Stored data entries:
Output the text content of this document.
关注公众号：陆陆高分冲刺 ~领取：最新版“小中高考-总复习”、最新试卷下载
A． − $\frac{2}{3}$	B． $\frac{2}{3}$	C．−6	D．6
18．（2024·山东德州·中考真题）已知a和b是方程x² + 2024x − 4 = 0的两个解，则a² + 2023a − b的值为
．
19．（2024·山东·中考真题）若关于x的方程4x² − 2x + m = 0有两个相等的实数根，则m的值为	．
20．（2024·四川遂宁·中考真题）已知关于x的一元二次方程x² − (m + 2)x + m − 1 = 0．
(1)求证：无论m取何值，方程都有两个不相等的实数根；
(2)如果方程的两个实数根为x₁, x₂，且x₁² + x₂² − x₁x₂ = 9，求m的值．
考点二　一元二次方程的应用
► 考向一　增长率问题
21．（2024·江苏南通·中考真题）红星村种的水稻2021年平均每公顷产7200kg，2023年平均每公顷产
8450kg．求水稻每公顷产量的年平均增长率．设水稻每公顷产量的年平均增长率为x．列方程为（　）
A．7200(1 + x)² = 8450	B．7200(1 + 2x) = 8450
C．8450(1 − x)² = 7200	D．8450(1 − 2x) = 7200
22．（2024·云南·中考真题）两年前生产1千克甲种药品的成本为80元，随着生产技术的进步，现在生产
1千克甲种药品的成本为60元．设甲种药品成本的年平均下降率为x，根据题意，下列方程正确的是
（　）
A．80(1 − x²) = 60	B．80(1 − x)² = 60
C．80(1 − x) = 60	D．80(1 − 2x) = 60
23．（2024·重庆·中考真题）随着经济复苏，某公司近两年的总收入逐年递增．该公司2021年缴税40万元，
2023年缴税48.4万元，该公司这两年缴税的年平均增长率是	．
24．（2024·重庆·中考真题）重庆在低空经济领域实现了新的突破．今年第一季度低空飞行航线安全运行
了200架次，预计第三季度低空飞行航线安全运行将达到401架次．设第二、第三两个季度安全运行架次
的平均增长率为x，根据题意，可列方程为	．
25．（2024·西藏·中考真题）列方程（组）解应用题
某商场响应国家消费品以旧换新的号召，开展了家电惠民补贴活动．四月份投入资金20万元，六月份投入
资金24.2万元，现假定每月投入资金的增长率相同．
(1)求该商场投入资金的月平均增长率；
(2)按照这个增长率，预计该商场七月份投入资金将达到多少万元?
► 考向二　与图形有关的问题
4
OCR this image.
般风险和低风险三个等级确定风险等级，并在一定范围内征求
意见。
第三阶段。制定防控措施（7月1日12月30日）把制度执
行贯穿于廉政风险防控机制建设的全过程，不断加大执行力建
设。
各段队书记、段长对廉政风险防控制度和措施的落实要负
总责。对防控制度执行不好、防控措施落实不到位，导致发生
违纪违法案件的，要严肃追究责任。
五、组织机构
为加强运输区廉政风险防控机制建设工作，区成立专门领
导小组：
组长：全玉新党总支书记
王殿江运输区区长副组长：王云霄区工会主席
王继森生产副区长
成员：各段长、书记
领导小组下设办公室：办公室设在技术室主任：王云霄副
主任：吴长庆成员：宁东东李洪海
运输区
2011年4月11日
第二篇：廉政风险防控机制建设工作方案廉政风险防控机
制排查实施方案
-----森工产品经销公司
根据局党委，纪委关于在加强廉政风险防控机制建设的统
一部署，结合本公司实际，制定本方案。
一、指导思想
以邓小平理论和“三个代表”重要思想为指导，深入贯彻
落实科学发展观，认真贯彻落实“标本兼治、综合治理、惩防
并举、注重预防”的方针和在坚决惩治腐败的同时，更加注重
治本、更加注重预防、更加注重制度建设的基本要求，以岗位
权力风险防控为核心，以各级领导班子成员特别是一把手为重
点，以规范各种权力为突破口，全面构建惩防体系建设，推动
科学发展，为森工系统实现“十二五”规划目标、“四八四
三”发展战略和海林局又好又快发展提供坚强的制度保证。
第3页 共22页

▸ INSTRUCTIONS FOR THE TASK
Produce an exact repeat of the lines from the one containing "OCR this image." through the last line of the data, and nothing more.

▸ RESPONSE TO THE TASK
OCR this image.
般风险和低风险三个等级确定风险等级，并在一定范围内征求
意见。
第三阶段。制定防控措施（7月1日12月30日）把制度执
行贯穿于廉政风险防控机制建设的全过程，不断加大执行力建
设。
各段队书记、段长对廉政风险防控制度和措施的落实要负
总责。对防控制度执行不好、防控措施落实不到位，导致发生
违纪违法案件的，要严肃追究责任。
五、组织机构
为加强运输区廉政风险防控机制建设工作，区成立专门领
导小组：
组长：全玉新党总支书记
王殿江运输区区长副组长：王云霄区工会主席
王继森生产副区长
成员：各段长、书记
领导小组下设办公室：办公室设在技术室主任：王云霄副
主任：吴长庆成员：宁东东李洪海
运输区
2011年4月11日
第二篇：廉政风险防控机制建设工作方案廉政风险防控机
制排查实施方案
-----森工产品经销公司
根据局党委，纪委关于在加强廉政风险防控机制建设的统
一部署，结合本公司实际，制定本方案。
一、指导思想
以邓小平理论和“三个代表”重要思想为指导，深入贯彻
落实科学发展观，认真贯彻落实“标本兼治、综合治理、惩防
并举、注重预防”的方针和在坚决惩治腐败的同时，更加注重
治本、更加注重预防、更加注重制度建设的基本要求，以岗位
权力风险防控为核心，以各级领导班子成员特别是一把手为重
点，以规范各种权力为突破口，全面构建惩防体系建设，推动
科学发展，为森工系统实现“十二五”规划目标、“四八四
三”发展战略和海林局又好又快发展提供坚强的制度保证。
第3页 共22页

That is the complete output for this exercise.